* _Given task_:
Go through the material and tally the lines containing the string "https". Give the total alone.

** BEGIN Records for processing **

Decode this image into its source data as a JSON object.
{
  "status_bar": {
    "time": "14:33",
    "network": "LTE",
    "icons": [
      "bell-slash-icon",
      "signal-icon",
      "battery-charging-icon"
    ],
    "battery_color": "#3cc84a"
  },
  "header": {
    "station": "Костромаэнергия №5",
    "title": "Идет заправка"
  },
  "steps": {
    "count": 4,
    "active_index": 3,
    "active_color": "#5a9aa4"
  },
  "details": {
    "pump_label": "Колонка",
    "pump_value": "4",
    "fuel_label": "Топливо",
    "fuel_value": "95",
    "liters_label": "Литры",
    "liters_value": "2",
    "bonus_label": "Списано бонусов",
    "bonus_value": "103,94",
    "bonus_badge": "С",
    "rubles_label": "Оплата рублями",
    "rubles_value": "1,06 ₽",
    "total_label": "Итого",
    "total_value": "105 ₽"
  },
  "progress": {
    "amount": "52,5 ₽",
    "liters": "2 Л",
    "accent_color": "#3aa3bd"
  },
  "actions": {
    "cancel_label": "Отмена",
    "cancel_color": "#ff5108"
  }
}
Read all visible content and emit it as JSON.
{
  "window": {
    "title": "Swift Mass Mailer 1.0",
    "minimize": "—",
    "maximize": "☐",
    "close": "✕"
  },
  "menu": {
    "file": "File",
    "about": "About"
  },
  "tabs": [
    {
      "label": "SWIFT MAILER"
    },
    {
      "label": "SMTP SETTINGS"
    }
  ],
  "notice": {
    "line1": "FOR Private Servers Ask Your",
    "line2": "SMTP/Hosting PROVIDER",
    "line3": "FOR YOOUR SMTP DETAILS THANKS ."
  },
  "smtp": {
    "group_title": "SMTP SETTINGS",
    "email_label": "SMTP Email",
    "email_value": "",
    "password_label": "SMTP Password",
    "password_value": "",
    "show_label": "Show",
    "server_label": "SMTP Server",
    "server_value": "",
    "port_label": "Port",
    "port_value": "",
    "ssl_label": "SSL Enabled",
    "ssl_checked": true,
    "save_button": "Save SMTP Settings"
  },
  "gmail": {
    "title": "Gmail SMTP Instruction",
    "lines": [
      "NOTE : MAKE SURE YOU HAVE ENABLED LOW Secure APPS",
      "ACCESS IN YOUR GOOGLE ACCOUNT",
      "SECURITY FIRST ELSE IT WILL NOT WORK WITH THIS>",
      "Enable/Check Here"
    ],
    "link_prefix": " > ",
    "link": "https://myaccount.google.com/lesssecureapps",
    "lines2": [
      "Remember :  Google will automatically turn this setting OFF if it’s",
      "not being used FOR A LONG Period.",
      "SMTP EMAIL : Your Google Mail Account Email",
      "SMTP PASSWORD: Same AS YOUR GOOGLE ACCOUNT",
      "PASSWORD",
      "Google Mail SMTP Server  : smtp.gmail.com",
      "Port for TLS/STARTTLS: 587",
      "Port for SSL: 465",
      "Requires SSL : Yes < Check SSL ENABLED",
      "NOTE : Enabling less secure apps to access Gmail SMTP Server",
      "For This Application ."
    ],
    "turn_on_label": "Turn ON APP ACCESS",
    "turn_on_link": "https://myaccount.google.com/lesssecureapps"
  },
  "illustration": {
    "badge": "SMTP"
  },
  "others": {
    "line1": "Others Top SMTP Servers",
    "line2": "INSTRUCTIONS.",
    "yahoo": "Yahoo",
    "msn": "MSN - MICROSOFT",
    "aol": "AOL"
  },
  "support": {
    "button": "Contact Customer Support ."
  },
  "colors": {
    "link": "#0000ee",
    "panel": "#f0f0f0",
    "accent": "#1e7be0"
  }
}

** END Records for processing **

* _Reply to the exercise_:
2